━━━ DATASET ENTRIES ━━━

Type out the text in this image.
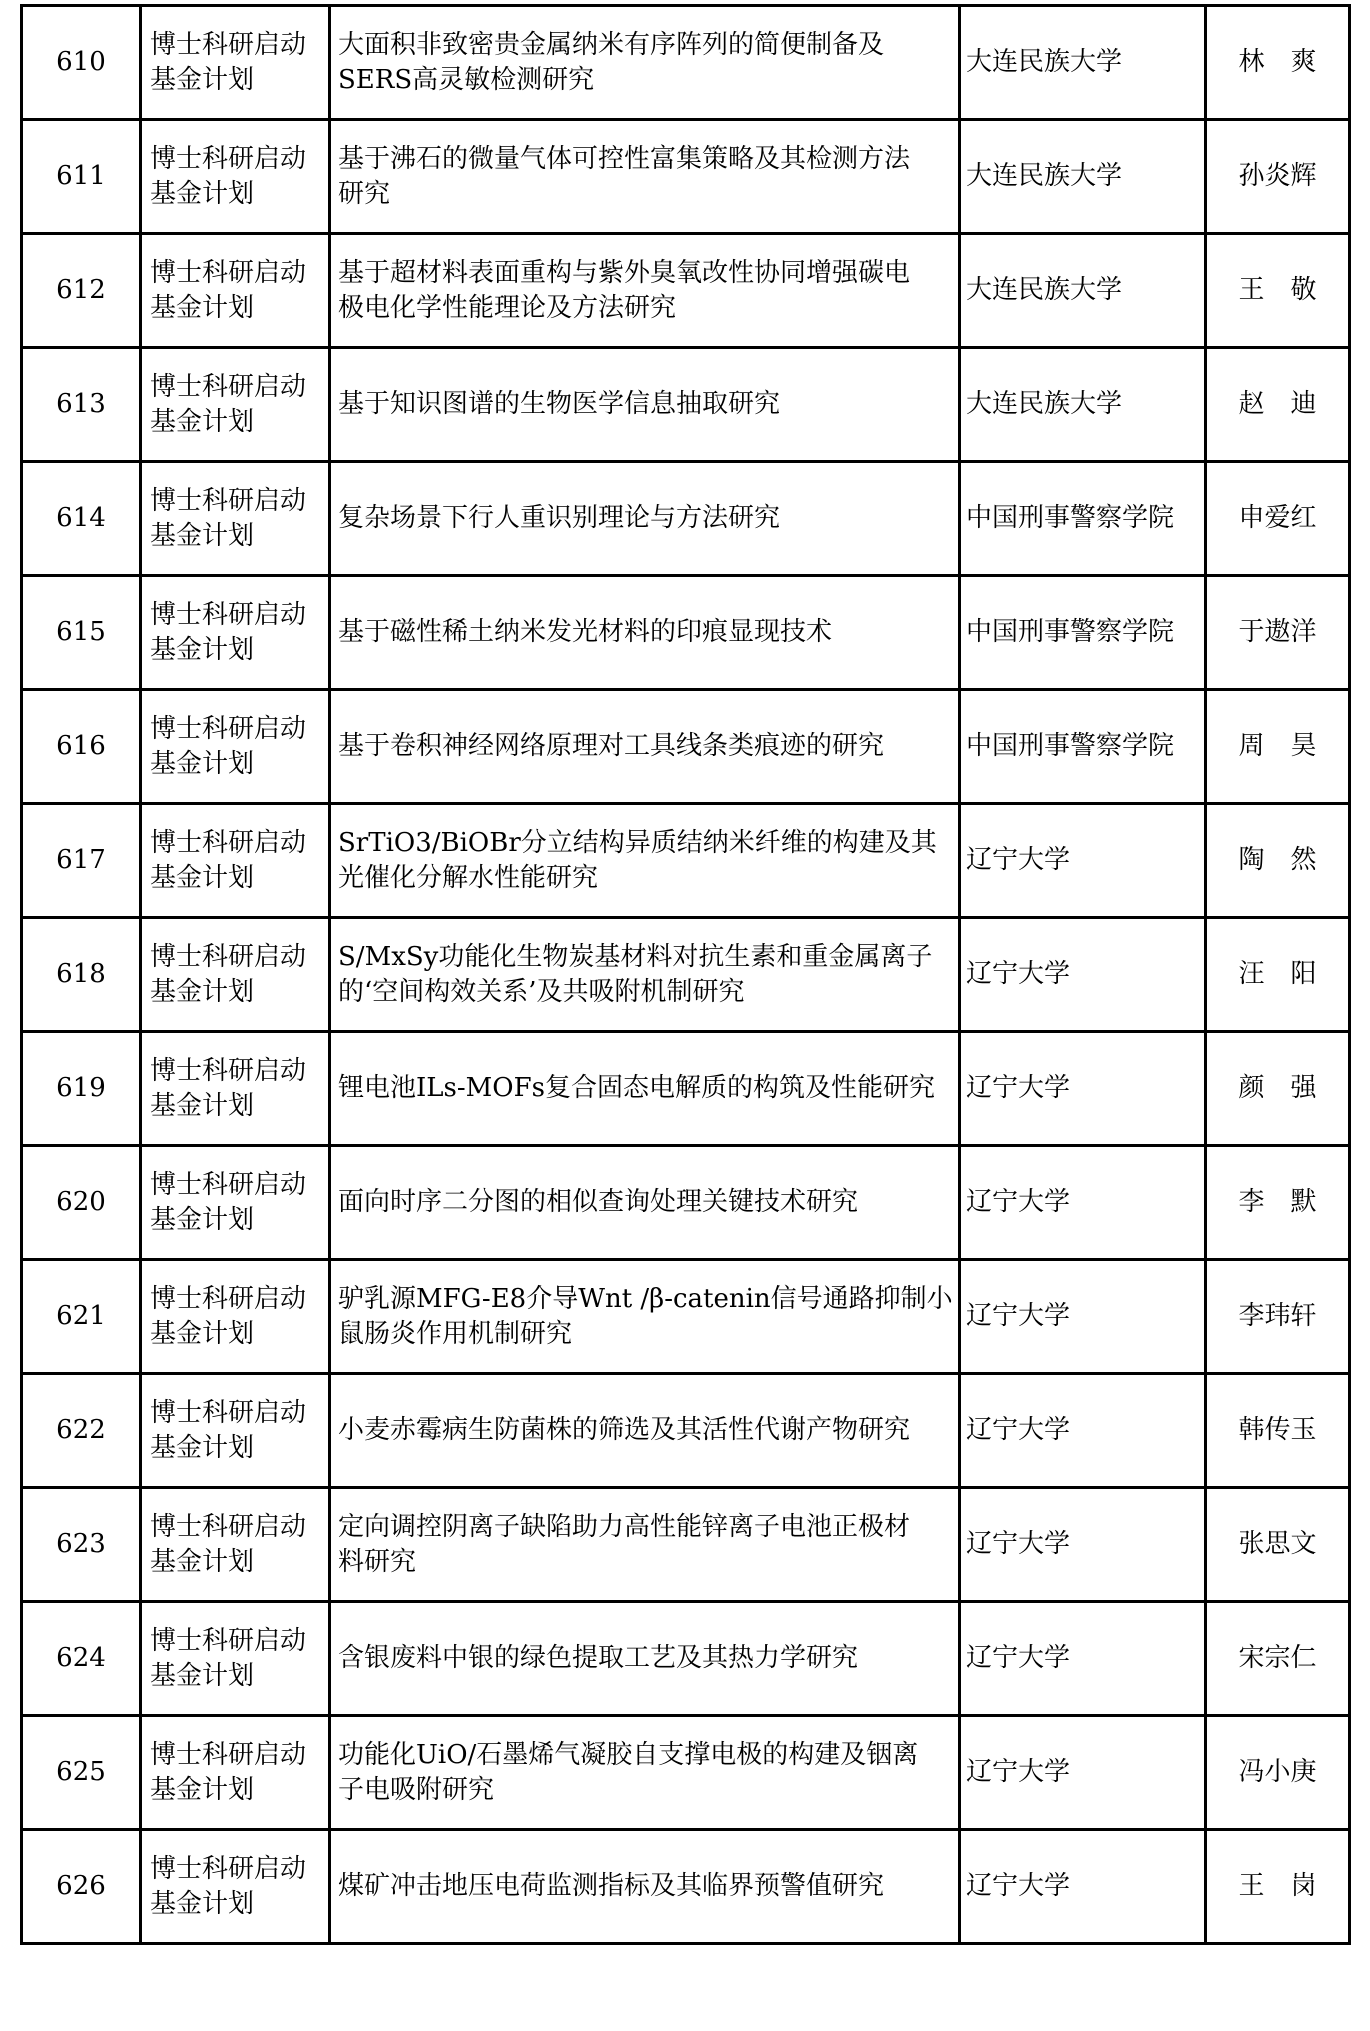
610	博士科研启动
基金计划	大面积非致密贵金属纳米有序阵列的简便制备及
SERS高灵敏检测研究	大连民族大学	林　爽

611	博士科研启动
基金计划	基于沸石的微量气体可控性富集策略及其检测方法
研究	大连民族大学	孙炎辉

612	博士科研启动
基金计划	基于超材料表面重构与紫外臭氧改性协同增强碳电
极电化学性能理论及方法研究	大连民族大学	王　敬

613	博士科研启动
基金计划	基于知识图谱的生物医学信息抽取研究	大连民族大学	赵　迪

614	博士科研启动
基金计划	复杂场景下行人重识别理论与方法研究	中国刑事警察学院	申爱红

615	博士科研启动
基金计划	基于磁性稀土纳米发光材料的印痕显现技术	中国刑事警察学院	于遨洋

616	博士科研启动
基金计划	基于卷积神经网络原理对工具线条类痕迹的研究	中国刑事警察学院	周　昊

617	博士科研启动
基金计划	SrTiO3/BiOBr分立结构异质结纳米纤维的构建及其
光催化分解水性能研究	辽宁大学	陶　然

618	博士科研启动
基金计划	S/MxSy功能化生物炭基材料对抗生素和重金属离子
的‘空间构效关系’及共吸附机制研究	辽宁大学	汪　阳

619	博士科研启动
基金计划	锂电池ILs-MOFs复合固态电解质的构筑及性能研究	辽宁大学	颜　强

620	博士科研启动
基金计划	面向时序二分图的相似查询处理关键技术研究	辽宁大学	李　默

621	博士科研启动
基金计划	驴乳源MFG-E8介导Wnt /β-catenin信号通路抑制小
鼠肠炎作用机制研究	辽宁大学	李玮轩

622	博士科研启动
基金计划	小麦赤霉病生防菌株的筛选及其活性代谢产物研究	辽宁大学	韩传玉

623	博士科研启动
基金计划	定向调控阴离子缺陷助力高性能锌离子电池正极材
料研究	辽宁大学	张思文

624	博士科研启动
基金计划	含银废料中银的绿色提取工艺及其热力学研究	辽宁大学	宋宗仁

625	博士科研启动
基金计划	功能化UiO/石墨烯气凝胶自支撑电极的构建及铟离
子电吸附研究	辽宁大学	冯小庚

626	博士科研启动
基金计划	煤矿冲击地压电荷监测指标及其临界预警值研究	辽宁大学	王　岗
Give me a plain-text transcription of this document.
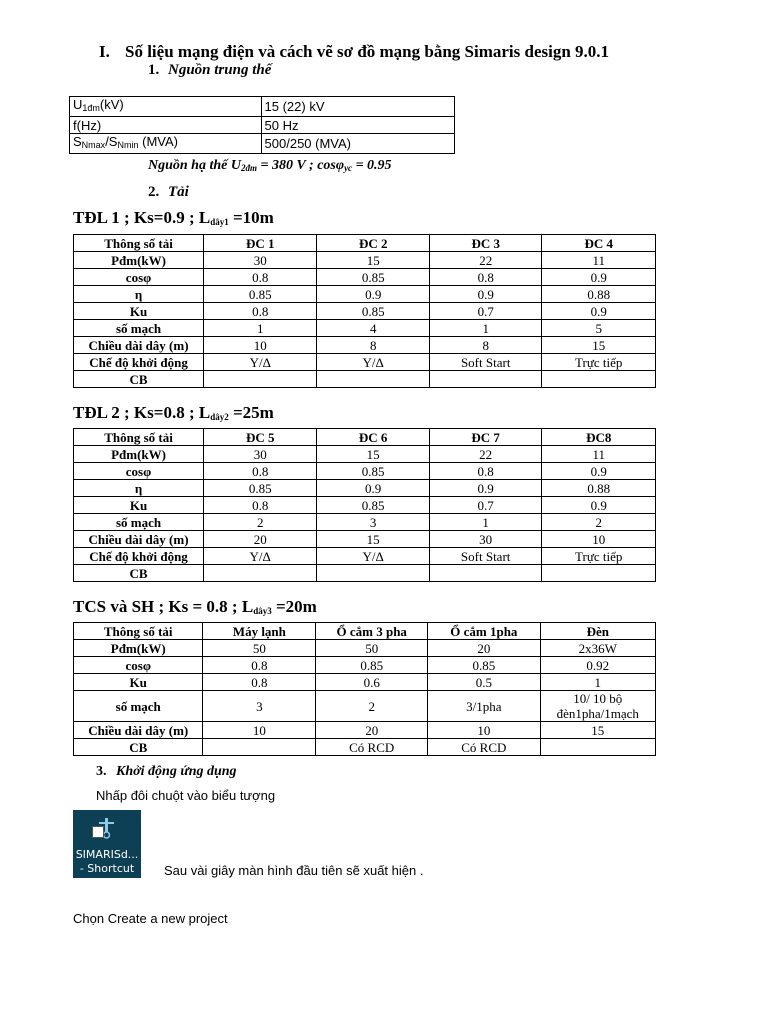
I. Số liệu mạng điện và cách vẽ sơ đồ mạng bằng Simaris design 9.0.1
1. Nguồn trung thế
$U_{1đm}(kV)$	15 (22) kV
f(Hz)	50 Hz
$S_{Nmax}/S_{Nmin}$ (MVA)	500/250 (MVA)
Nguồn hạ thế $U_{2đm} = 380$ V ; cosφ$_{yc}$ = 0.95
2. Tải
TĐL 1 ; Ks=0.9 ; $L_{dây1} =10m$
Thông số tải	ĐC 1	ĐC 2	ĐC 3	ĐC 4
Pđm(kW)	30	15	22	11
cosφ	0.8	0.85	0.8	0.9
η	0.85	0.9	0.9	0.88
Ku	0.8	0.85	0.7	0.9
số mạch	1	4	1	5
Chiều dài dây (m)	10	8	8	15
Chế độ khởi động	Y/Δ	Y/Δ	Soft Start	Trực tiếp
CB				
TĐL 2 ; Ks=0.8 ; $L_{dây2} =25m$
Thông số tải	ĐC 5	ĐC 6	ĐC 7	ĐC8
Pđm(kW)	30	15	22	11
cosφ	0.8	0.85	0.8	0.9
η	0.85	0.9	0.9	0.88
Ku	0.8	0.85	0.7	0.9
số mạch	2	3	1	2
Chiều dài dây (m)	20	15	30	10
Chế độ khởi động	Y/Δ	Y/Δ	Soft Start	Trực tiếp
CB				
TCS và SH ; Ks = 0.8 ; $L_{dây3} =20m$
Thông số tải	Máy lạnh	Ổ cắm 3 pha	Ổ cắm 1pha	Đèn
Pđm(kW)	50	50	20	2x36W
cosφ	0.8	0.85	0.85	0.92
Ku	0.8	0.6	0.5	1
số mạch	3	2	3/1pha	10/ 10 bộ đèn1pha/1mạch
Chiều dài dây (m)	10	20	10	15
CB		Có RCD	Có RCD	
3. Khởi động ứng dụng
Nhấp đôi chuột vào biểu tượng
SIMARISd...
- Shortcut	Sau vài giây màn hình đầu tiên sẽ xuất hiện .
Chọn Create a new project
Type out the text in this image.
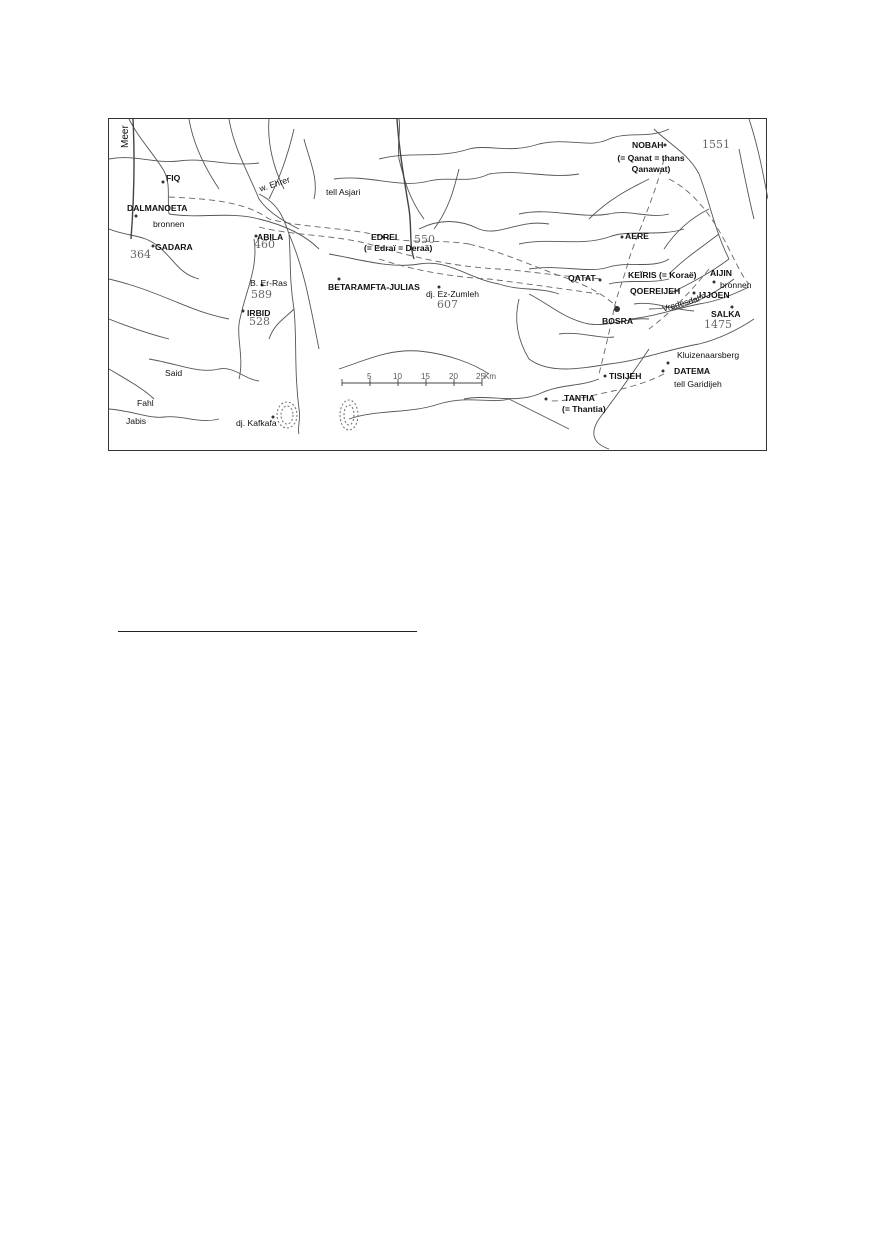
Meer	NOBAH
(= Qanat = thans
Qanawat)
1551
FIQ
DALMANOETA
bronnen
GADARA
364
w. Ehrer	tell Asjari
ABILA
460
EDREI
(= Edraï = Deraä)
550	AERE
QATAT	KEÏRIS (= Koraë) AIJIN
bronnen
QOEREIJEH IJJOEN
BETARAMFTA-JULIAS
B. Er-Ras
589	dj. Ez-Zumleh
607
IRBID
528
SALKA
1475
Vredesdal
BOSRA
Kluizenaarsberg
DATEMA
tell Garidijeh
TISIJEH
TANTIA
(= Thantia)
Said
Fahl
Jabis	dj. Kafkafa
5	10 15 20 25 Km
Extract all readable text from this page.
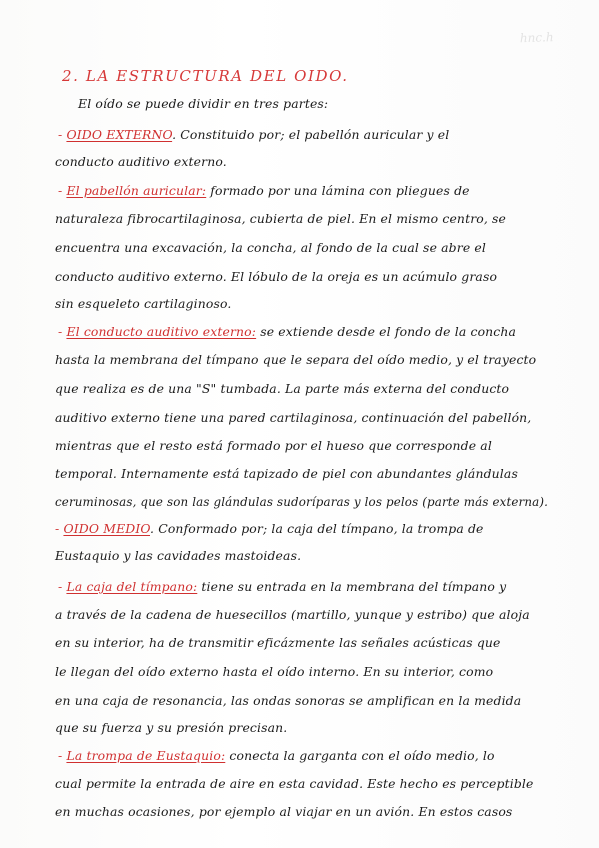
hnc.h
2. LA ESTRUCTURA DEL OIDO.
El oído se puede dividir en tres partes:
- OIDO EXTERNO. Constituido por; el pabellón auricular y el
conducto auditivo externo.
- El pabellón auricular: formado por una lámina con pliegues de
naturaleza fibrocartilaginosa, cubierta de piel. En el mismo centro, se
encuentra una excavación, la concha, al fondo de la cual se abre el
conducto auditivo externo. El lóbulo de la oreja es un acúmulo graso
sin esqueleto cartilaginoso.
- El conducto auditivo externo: se extiende desde el fondo de la concha
hasta la membrana del tímpano que le separa del oído medio, y el trayecto
que realiza es de una "S" tumbada. La parte más externa del conducto
auditivo externo tiene una pared cartilaginosa, continuación del pabellón,
mientras que el resto está formado por el hueso que corresponde al
temporal. Internamente está tapizado de piel con abundantes glándulas
ceruminosas, que son las glándulas sudoríparas y los pelos (parte más externa).
- OIDO MEDIO. Conformado por; la caja del tímpano, la trompa de
Eustaquio y las cavidades mastoideas.
- La caja del tímpano: tiene su entrada en la membrana del tímpano y
a través de la cadena de huesecillos (martillo, yunque y estribo) que aloja
en su interior, ha de transmitir eficázmente las señales acústicas que
le llegan del oído externo hasta el oído interno. En su interior, como
en una caja de resonancia, las ondas sonoras se amplifican en la medida
que su fuerza y su presión precisan.
- La trompa de Eustaquio: conecta la garganta con el oído medio, lo
cual permite la entrada de aire en esta cavidad. Este hecho es perceptible
en muchas ocasiones, por ejemplo al viajar en un avión. En estos casos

━━━

PROBLEM STATEMENT
Show, from the listing above, each line that contains the word "tiene".

RESULT FOR THIS TASK
auditivo externo tiene una pared cartilaginosa, continuación del pabellón,
- La caja del tímpano: tiene su entrada en la membrana del tímpano y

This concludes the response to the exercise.